Aim: Can you transcribe the data exactly? Leave the pictures out.

Supplied data:
----
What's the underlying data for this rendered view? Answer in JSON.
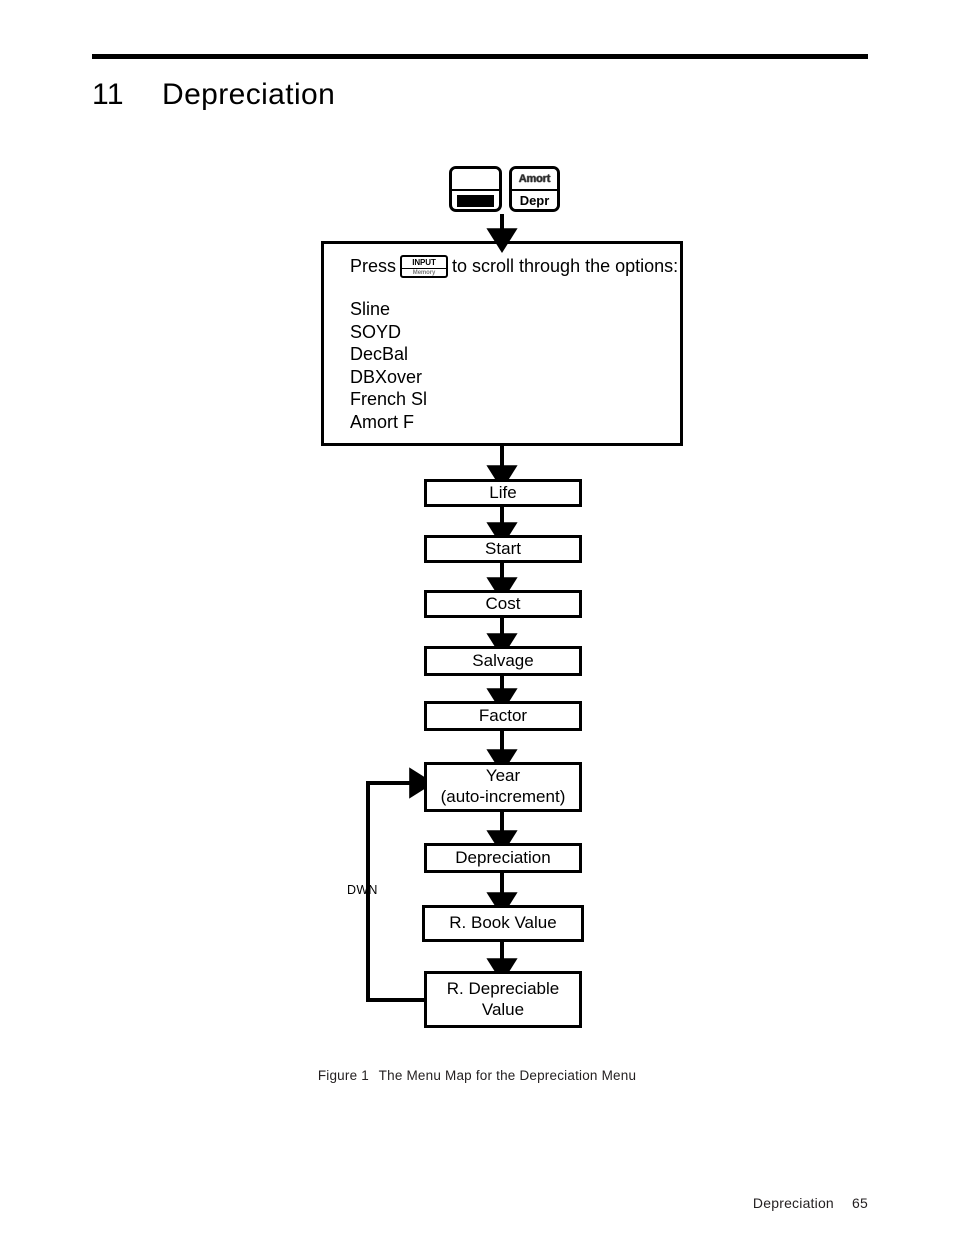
{
  "chapter": {
    "number": "11",
    "title": "Depreciation"
  },
  "keys": {
    "shift_key": {
      "name": "shift-key",
      "label": ""
    },
    "amort_depr_key": {
      "shifted_label": "Amort",
      "primary_label": "Depr"
    },
    "input_key": {
      "primary_label": "INPUT",
      "shifted_label": "Memory"
    }
  },
  "options_box": {
    "prompt_before": "Press",
    "prompt_after": "to scroll through the options:",
    "options": [
      "Sline",
      "SOYD",
      "DecBal",
      "DBXover",
      "French Sl",
      "Amort F"
    ]
  },
  "flow": {
    "boxes": [
      {
        "id": "life",
        "label": "Life"
      },
      {
        "id": "start",
        "label": "Start"
      },
      {
        "id": "cost",
        "label": "Cost"
      },
      {
        "id": "salvage",
        "label": "Salvage"
      },
      {
        "id": "factor",
        "label": "Factor"
      },
      {
        "id": "year",
        "label": "Year\n(auto-increment)",
        "line1": "Year",
        "line2": "(auto-increment)"
      },
      {
        "id": "depreciation",
        "label": "Depreciation"
      },
      {
        "id": "rbookvalue",
        "label": "R. Book Value"
      },
      {
        "id": "rdepreciable",
        "label": "R. Depreciable Value",
        "line1": "R. Depreciable",
        "line2": "Value"
      }
    ],
    "loop_label": "DWN"
  },
  "figure": {
    "label": "Figure 1",
    "caption": "The Menu Map for the Depreciation Menu"
  },
  "footer": {
    "section": "Depreciation",
    "page_number": "65"
  },
  "colors": {
    "ink": "#000000",
    "caption_ink": "#231f20",
    "paper": "#ffffff"
  }
}
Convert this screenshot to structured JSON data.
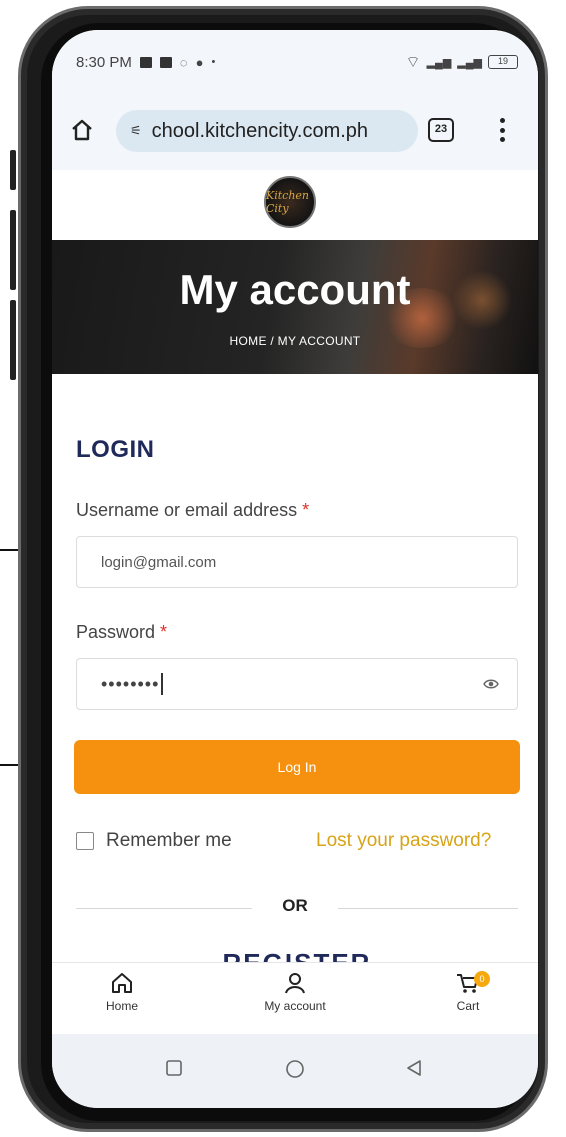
{
  "status_bar": {
    "time": "8:30 PM",
    "battery": "19"
  },
  "browser": {
    "url": "chool.kitchencity.com.ph",
    "tab_count": "23"
  },
  "page": {
    "logo_text": "Kitchen City",
    "hero_title": "My account",
    "breadcrumb": "HOME / MY ACCOUNT",
    "login_heading": "LOGIN",
    "username_label": "Username or email address",
    "required_mark": "*",
    "username_value": "login@gmail.com",
    "password_label": "Password",
    "password_value": "••••••••",
    "login_button": "Log In",
    "remember_label": "Remember me",
    "lost_password": "Lost your password?",
    "or_divider": "OR",
    "register_heading": "REGISTER"
  },
  "bottom_nav": {
    "items": [
      {
        "label": "Home",
        "icon": "home-icon"
      },
      {
        "label": "My account",
        "icon": "user-icon"
      },
      {
        "label": "Cart",
        "icon": "cart-icon"
      }
    ],
    "cart_badge": "0"
  },
  "colors": {
    "accent_orange": "#f6910f",
    "heading_navy": "#1f2a5a",
    "link_gold": "#d7a317"
  }
}
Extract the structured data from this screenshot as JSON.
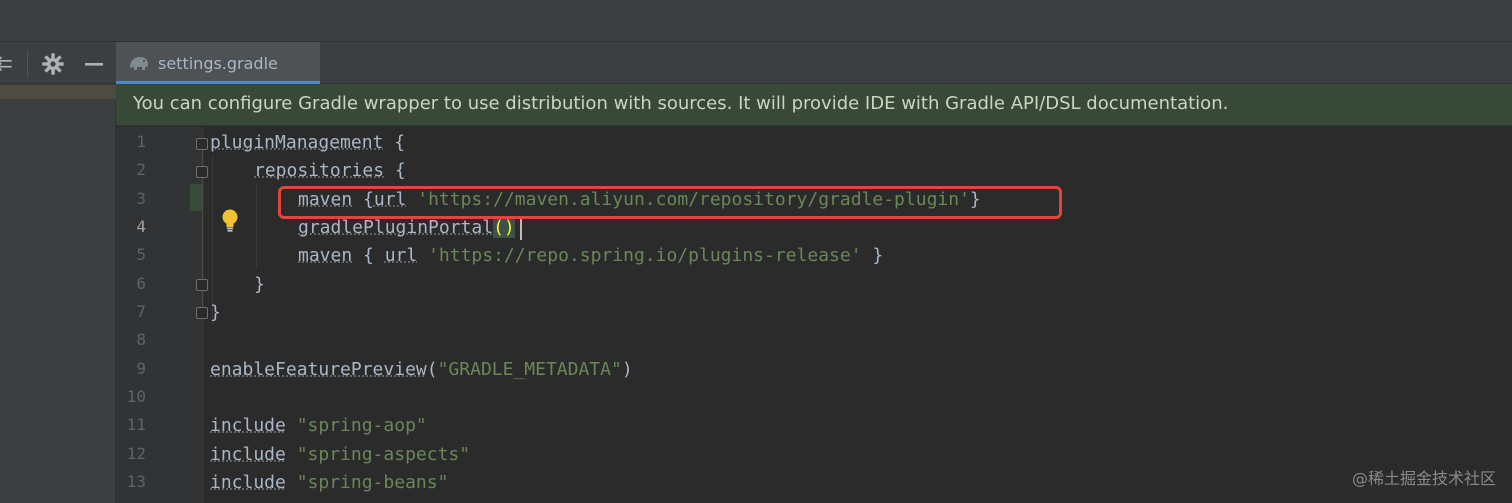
{
  "tab": {
    "label": "settings.gradle"
  },
  "banner": {
    "text": "You can configure Gradle wrapper to use distribution with sources. It will provide IDE with Gradle API/DSL documentation."
  },
  "editor": {
    "current_line": 4,
    "line_numbers": [
      "1",
      "2",
      "3",
      "4",
      "5",
      "6",
      "7",
      "8",
      "9",
      "10",
      "11",
      "12",
      "13"
    ],
    "lines": {
      "l1": {
        "ident": "pluginManagement",
        "rest": " {"
      },
      "l2": {
        "ident": "repositories",
        "rest": " {"
      },
      "l3": {
        "ident": "maven",
        "open": " {",
        "ident2": "url",
        "str": "'https://maven.aliyun.com/repository/gradle-plugin'",
        "close": "}"
      },
      "l4": {
        "ident": "gradlePluginPortal",
        "parens": "()"
      },
      "l5": {
        "ident": "maven",
        "open": " { ",
        "ident2": "url",
        "str": "'https://repo.spring.io/plugins-release'",
        "close": " }"
      },
      "l6": {
        "text": "}"
      },
      "l7": {
        "text": "}"
      },
      "l9": {
        "ident": "enableFeaturePreview",
        "open": "(",
        "str": "\"GRADLE_METADATA\"",
        "close": ")"
      },
      "l11": {
        "ident": "include",
        "str": "\"spring-aop\""
      },
      "l12": {
        "ident": "include",
        "str": "\"spring-aspects\""
      },
      "l13": {
        "ident": "include",
        "str": "\"spring-beans\""
      }
    }
  },
  "watermark": {
    "text": "@稀土掘金技术社区"
  },
  "colors": {
    "highlight": "#e2453b",
    "string": "#6a8759",
    "banner_bg": "#394938",
    "tab_accent": "#4a88c7"
  },
  "icons": [
    "collapse-all-icon",
    "gear-icon",
    "minimize-icon",
    "gradle-elephant-icon",
    "lightbulb-icon"
  ]
}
----
In response:
What's the underlying data for this rendered view? Answer in JSON.
{
  "chapter": {
    "number": "11",
    "title": "Depreciation"
  },
  "keys": {
    "shift_key": {
      "name": "shift-key",
      "label": ""
    },
    "amort_depr_key": {
      "shifted_label": "Amort",
      "primary_label": "Depr"
    },
    "input_key": {
      "primary_label": "INPUT",
      "shifted_label": "Memory"
    }
  },
  "options_box": {
    "prompt_before": "Press",
    "prompt_after": "to scroll through the options:",
    "options": [
      "Sline",
      "SOYD",
      "DecBal",
      "DBXover",
      "French Sl",
      "Amort F"
    ]
  },
  "flow": {
    "boxes": [
      {
        "id": "life",
        "label": "Life"
      },
      {
        "id": "start",
        "label": "Start"
      },
      {
        "id": "cost",
        "label": "Cost"
      },
      {
        "id": "salvage",
        "label": "Salvage"
      },
      {
        "id": "factor",
        "label": "Factor"
      },
      {
        "id": "year",
        "label": "Year\n(auto-increment)",
        "line1": "Year",
        "line2": "(auto-increment)"
      },
      {
        "id": "depreciation",
        "label": "Depreciation"
      },
      {
        "id": "rbookvalue",
        "label": "R. Book Value"
      },
      {
        "id": "rdepreciable",
        "label": "R. Depreciable Value",
        "line1": "R. Depreciable",
        "line2": "Value"
      }
    ],
    "loop_label": "DWN"
  },
  "figure": {
    "label": "Figure 1",
    "caption": "The Menu Map for the Depreciation Menu"
  },
  "footer": {
    "section": "Depreciation",
    "page_number": "65"
  },
  "colors": {
    "ink": "#000000",
    "caption_ink": "#231f20",
    "paper": "#ffffff"
  }
}
Convert this screenshot to structured JSON data.
{
  "status_bar": {
    "time": "8:30 PM",
    "battery": "19"
  },
  "browser": {
    "url": "chool.kitchencity.com.ph",
    "tab_count": "23"
  },
  "page": {
    "logo_text": "Kitchen City",
    "hero_title": "My account",
    "breadcrumb": "HOME / MY ACCOUNT",
    "login_heading": "LOGIN",
    "username_label": "Username or email address",
    "required_mark": "*",
    "username_value": "login@gmail.com",
    "password_label": "Password",
    "password_value": "••••••••",
    "login_button": "Log In",
    "remember_label": "Remember me",
    "lost_password": "Lost your password?",
    "or_divider": "OR",
    "register_heading": "REGISTER"
  },
  "bottom_nav": {
    "items": [
      {
        "label": "Home",
        "icon": "home-icon"
      },
      {
        "label": "My account",
        "icon": "user-icon"
      },
      {
        "label": "Cart",
        "icon": "cart-icon"
      }
    ],
    "cart_badge": "0"
  },
  "colors": {
    "accent_orange": "#f6910f",
    "heading_navy": "#1f2a5a",
    "link_gold": "#d7a317"
  }
}
Extract the structured data from this screenshot as JSON.
{
  "tab": {
    "label": "settings.gradle"
  },
  "banner": {
    "text": "You can configure Gradle wrapper to use distribution with sources. It will provide IDE with Gradle API/DSL documentation."
  },
  "editor": {
    "current_line": 4,
    "line_numbers": [
      "1",
      "2",
      "3",
      "4",
      "5",
      "6",
      "7",
      "8",
      "9",
      "10",
      "11",
      "12",
      "13"
    ],
    "lines": {
      "l1": {
        "ident": "pluginManagement",
        "rest": " {"
      },
      "l2": {
        "ident": "repositories",
        "rest": " {"
      },
      "l3": {
        "ident": "maven",
        "open": " {",
        "ident2": "url",
        "str": "'https://maven.aliyun.com/repository/gradle-plugin'",
        "close": "}"
      },
      "l4": {
        "ident": "gradlePluginPortal",
        "parens": "()"
      },
      "l5": {
        "ident": "maven",
        "open": " { ",
        "ident2": "url",
        "str": "'https://repo.spring.io/plugins-release'",
        "close": " }"
      },
      "l6": {
        "text": "}"
      },
      "l7": {
        "text": "}"
      },
      "l9": {
        "ident": "enableFeaturePreview",
        "open": "(",
        "str": "\"GRADLE_METADATA\"",
        "close": ")"
      },
      "l11": {
        "ident": "include",
        "str": "\"spring-aop\""
      },
      "l12": {
        "ident": "include",
        "str": "\"spring-aspects\""
      },
      "l13": {
        "ident": "include",
        "str": "\"spring-beans\""
      }
    }
  },
  "watermark": {
    "text": "@稀土掘金技术社区"
  },
  "colors": {
    "highlight": "#e2453b",
    "string": "#6a8759",
    "banner_bg": "#394938",
    "tab_accent": "#4a88c7"
  },
  "icons": [
    "collapse-all-icon",
    "gear-icon",
    "minimize-icon",
    "gradle-elephant-icon",
    "lightbulb-icon"
  ]
}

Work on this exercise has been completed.